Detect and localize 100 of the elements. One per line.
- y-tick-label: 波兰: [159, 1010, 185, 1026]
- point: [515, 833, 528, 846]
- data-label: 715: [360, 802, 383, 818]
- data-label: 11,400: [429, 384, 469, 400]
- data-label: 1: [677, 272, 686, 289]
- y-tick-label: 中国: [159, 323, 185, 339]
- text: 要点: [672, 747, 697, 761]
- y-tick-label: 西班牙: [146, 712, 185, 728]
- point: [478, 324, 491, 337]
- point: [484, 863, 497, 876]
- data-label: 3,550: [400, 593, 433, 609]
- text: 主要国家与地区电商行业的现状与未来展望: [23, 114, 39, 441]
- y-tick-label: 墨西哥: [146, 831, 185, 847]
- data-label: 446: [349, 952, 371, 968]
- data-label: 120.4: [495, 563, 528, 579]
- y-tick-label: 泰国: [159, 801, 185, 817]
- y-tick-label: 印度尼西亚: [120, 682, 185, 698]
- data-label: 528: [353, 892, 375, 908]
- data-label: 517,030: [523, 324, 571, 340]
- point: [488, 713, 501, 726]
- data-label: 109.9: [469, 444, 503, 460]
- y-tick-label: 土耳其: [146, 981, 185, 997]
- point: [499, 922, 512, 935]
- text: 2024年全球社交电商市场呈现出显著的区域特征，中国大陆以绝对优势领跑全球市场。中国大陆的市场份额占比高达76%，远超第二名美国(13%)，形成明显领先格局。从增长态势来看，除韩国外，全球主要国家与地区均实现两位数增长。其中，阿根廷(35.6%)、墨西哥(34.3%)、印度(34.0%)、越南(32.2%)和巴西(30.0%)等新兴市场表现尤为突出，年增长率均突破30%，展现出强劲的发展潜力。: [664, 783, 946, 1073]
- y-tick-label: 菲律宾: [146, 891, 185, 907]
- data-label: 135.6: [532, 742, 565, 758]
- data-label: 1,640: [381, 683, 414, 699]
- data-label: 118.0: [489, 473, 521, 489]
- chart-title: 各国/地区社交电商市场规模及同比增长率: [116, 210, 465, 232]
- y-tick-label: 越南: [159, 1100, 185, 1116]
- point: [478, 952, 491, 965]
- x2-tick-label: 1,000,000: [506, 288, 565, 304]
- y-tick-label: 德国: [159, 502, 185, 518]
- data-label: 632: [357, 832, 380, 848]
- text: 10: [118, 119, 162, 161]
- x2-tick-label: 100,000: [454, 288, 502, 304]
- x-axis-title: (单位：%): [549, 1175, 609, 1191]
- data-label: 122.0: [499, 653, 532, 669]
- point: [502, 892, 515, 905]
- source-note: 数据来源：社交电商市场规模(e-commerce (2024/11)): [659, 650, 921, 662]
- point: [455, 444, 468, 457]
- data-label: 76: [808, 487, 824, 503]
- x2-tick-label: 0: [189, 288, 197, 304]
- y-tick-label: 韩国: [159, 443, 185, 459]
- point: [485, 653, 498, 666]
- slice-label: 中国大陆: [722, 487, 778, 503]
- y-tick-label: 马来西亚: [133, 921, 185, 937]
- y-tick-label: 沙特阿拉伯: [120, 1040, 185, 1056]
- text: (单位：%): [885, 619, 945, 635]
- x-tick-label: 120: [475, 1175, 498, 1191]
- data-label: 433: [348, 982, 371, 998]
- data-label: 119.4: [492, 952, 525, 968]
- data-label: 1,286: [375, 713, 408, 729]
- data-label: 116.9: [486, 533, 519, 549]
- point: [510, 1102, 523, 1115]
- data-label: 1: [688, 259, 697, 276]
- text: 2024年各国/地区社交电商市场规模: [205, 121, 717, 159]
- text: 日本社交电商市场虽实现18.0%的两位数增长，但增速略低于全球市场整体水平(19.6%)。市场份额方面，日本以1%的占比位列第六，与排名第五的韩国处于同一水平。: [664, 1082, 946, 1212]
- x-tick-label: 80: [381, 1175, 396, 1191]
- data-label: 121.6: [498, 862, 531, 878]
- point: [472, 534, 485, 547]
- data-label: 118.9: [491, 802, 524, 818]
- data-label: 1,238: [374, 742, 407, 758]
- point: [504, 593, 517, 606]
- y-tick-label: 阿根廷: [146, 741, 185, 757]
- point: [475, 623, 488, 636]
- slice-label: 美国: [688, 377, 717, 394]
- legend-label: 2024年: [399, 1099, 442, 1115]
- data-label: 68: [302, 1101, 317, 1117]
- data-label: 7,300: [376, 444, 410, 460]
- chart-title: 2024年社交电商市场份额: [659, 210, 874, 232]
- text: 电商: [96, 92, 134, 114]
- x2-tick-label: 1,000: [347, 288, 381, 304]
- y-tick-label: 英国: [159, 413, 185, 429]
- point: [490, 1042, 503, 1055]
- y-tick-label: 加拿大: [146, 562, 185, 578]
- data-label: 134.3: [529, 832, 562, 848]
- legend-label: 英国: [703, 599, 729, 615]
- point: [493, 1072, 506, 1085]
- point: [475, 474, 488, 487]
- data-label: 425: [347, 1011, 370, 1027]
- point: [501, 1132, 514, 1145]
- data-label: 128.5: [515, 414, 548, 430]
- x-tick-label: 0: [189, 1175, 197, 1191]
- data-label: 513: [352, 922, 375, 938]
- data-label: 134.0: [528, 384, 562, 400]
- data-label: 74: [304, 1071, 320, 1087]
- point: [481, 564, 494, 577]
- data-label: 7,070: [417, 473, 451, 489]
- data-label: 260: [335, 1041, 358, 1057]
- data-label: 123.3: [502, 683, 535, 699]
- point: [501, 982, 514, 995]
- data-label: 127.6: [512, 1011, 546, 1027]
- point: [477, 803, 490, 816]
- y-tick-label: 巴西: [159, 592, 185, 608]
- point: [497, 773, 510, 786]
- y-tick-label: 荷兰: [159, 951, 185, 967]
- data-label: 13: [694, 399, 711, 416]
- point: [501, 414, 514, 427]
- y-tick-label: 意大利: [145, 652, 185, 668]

---------------

### Required work
Reproduce the whole listing above line for line, without changing a single character.

### Full solution
Detect and localize 100 of the elements. One per line.
- y-tick-label: 波兰: [159, 1010, 185, 1026]
- point: [515, 833, 528, 846]
- data-label: 715: [360, 802, 383, 818]
- data-label: 11,400: [429, 384, 469, 400]
- data-label: 1: [677, 272, 686, 289]
- y-tick-label: 中国: [159, 323, 185, 339]
- text: 要点: [672, 747, 697, 761]
- y-tick-label: 西班牙: [146, 712, 185, 728]
- point: [478, 324, 491, 337]
- point: [484, 863, 497, 876]
- data-label: 3,550: [400, 593, 433, 609]
- text: 主要国家与地区电商行业的现状与未来展望: [23, 114, 39, 441]
- y-tick-label: 墨西哥: [146, 831, 185, 847]
- data-label: 446: [349, 952, 371, 968]
- data-label: 120.4: [495, 563, 528, 579]
- y-tick-label: 泰国: [159, 801, 185, 817]
- y-tick-label: 印度尼西亚: [120, 682, 185, 698]
- data-label: 528: [353, 892, 375, 908]
- data-label: 517,030: [523, 324, 571, 340]
- point: [488, 713, 501, 726]
- data-label: 109.9: [469, 444, 503, 460]
- y-tick-label: 土耳其: [146, 981, 185, 997]
- point: [499, 922, 512, 935]
- text: 2024年全球社交电商市场呈现出显著的区域特征，中国大陆以绝对优势领跑全球市场。中国大陆的市场份额占比高达76%，远超第二名美国(13%)，形成明显领先格局。从增长态势来看，除韩国外，全球主要国家与地区均实现两位数增长。其中，阿根廷(35.6%)、墨西哥(34.3%)、印度(34.0%)、越南(32.2%)和巴西(30.0%)等新兴市场表现尤为突出，年增长率均突破30%，展现出强劲的发展潜力。: [664, 783, 946, 1073]
- y-tick-label: 菲律宾: [146, 891, 185, 907]
- data-label: 135.6: [532, 742, 565, 758]
- data-label: 1,640: [381, 683, 414, 699]
- data-label: 118.0: [489, 473, 521, 489]
- chart-title: 各国/地区社交电商市场规模及同比增长率: [116, 210, 465, 232]
- y-tick-label: 越南: [159, 1100, 185, 1116]
- point: [478, 952, 491, 965]
- x2-tick-label: 1,000,000: [506, 288, 565, 304]
- y-tick-label: 德国: [159, 502, 185, 518]
- data-label: 632: [357, 832, 380, 848]
- text: 10: [118, 119, 162, 161]
- x2-tick-label: 100,000: [454, 288, 502, 304]
- x-axis-title: (单位：%): [549, 1175, 609, 1191]
- data-label: 122.0: [499, 653, 532, 669]
- point: [502, 892, 515, 905]
- source-note: 数据来源：社交电商市场规模(e-commerce (2024/11)): [659, 650, 921, 662]
- point: [455, 444, 468, 457]
- data-label: 76: [808, 487, 824, 503]
- x2-tick-label: 0: [189, 288, 197, 304]
- y-tick-label: 韩国: [159, 443, 185, 459]
- point: [485, 653, 498, 666]
- slice-label: 中国大陆: [722, 487, 778, 503]
- y-tick-label: 马来西亚: [133, 921, 185, 937]
- y-tick-label: 沙特阿拉伯: [120, 1040, 185, 1056]
- text: (单位：%): [885, 619, 945, 635]
- x-tick-label: 120: [475, 1175, 498, 1191]
- data-label: 433: [348, 982, 371, 998]
- data-label: 119.4: [492, 952, 525, 968]
- data-label: 1,286: [375, 713, 408, 729]
- data-label: 116.9: [486, 533, 519, 549]
- point: [510, 1102, 523, 1115]
- data-label: 1: [688, 259, 697, 276]
- text: 2024年各国/地区社交电商市场规模: [205, 121, 717, 159]
- text: 日本社交电商市场虽实现18.0%的两位数增长，但增速略低于全球市场整体水平(19.6%)。市场份额方面，日本以1%的占比位列第六，与排名第五的韩国处于同一水平。: [664, 1082, 946, 1212]
- x-tick-label: 80: [381, 1175, 396, 1191]
- data-label: 121.6: [498, 862, 531, 878]
- point: [472, 534, 485, 547]
- data-label: 118.9: [491, 802, 524, 818]
- data-label: 1,238: [374, 742, 407, 758]
- point: [504, 593, 517, 606]
- y-tick-label: 阿根廷: [146, 741, 185, 757]
- point: [475, 623, 488, 636]
- slice-label: 美国: [688, 377, 717, 394]
- legend-label: 2024年: [399, 1099, 442, 1115]
- data-label: 68: [302, 1101, 317, 1117]
- data-label: 7,300: [376, 444, 410, 460]
- chart-title: 2024年社交电商市场份额: [659, 210, 874, 232]
- text: 电商: [96, 92, 134, 114]
- x2-tick-label: 1,000: [347, 288, 381, 304]
- y-tick-label: 英国: [159, 413, 185, 429]
- point: [490, 1042, 503, 1055]
- y-tick-label: 加拿大: [146, 562, 185, 578]
- data-label: 134.3: [529, 832, 562, 848]
- legend-label: 英国: [703, 599, 729, 615]
- point: [493, 1072, 506, 1085]
- point: [475, 474, 488, 487]
- data-label: 425: [347, 1011, 370, 1027]
- point: [501, 1132, 514, 1145]
- data-label: 128.5: [515, 414, 548, 430]
- x-tick-label: 0: [189, 1175, 197, 1191]
- data-label: 513: [352, 922, 375, 938]
- data-label: 134.0: [528, 384, 562, 400]
- data-label: 74: [304, 1071, 320, 1087]
- point: [481, 564, 494, 577]
- data-label: 7,070: [417, 473, 451, 489]
- data-label: 260: [335, 1041, 358, 1057]
- data-label: 123.3: [502, 683, 535, 699]
- point: [501, 982, 514, 995]
- data-label: 127.6: [512, 1011, 546, 1027]
- point: [477, 803, 490, 816]
- y-tick-label: 巴西: [159, 592, 185, 608]
- point: [497, 773, 510, 786]
- y-tick-label: 荷兰: [159, 951, 185, 967]
- data-label: 13: [694, 399, 711, 416]
- point: [501, 414, 514, 427]
- y-tick-label: 意大利: [145, 652, 185, 668]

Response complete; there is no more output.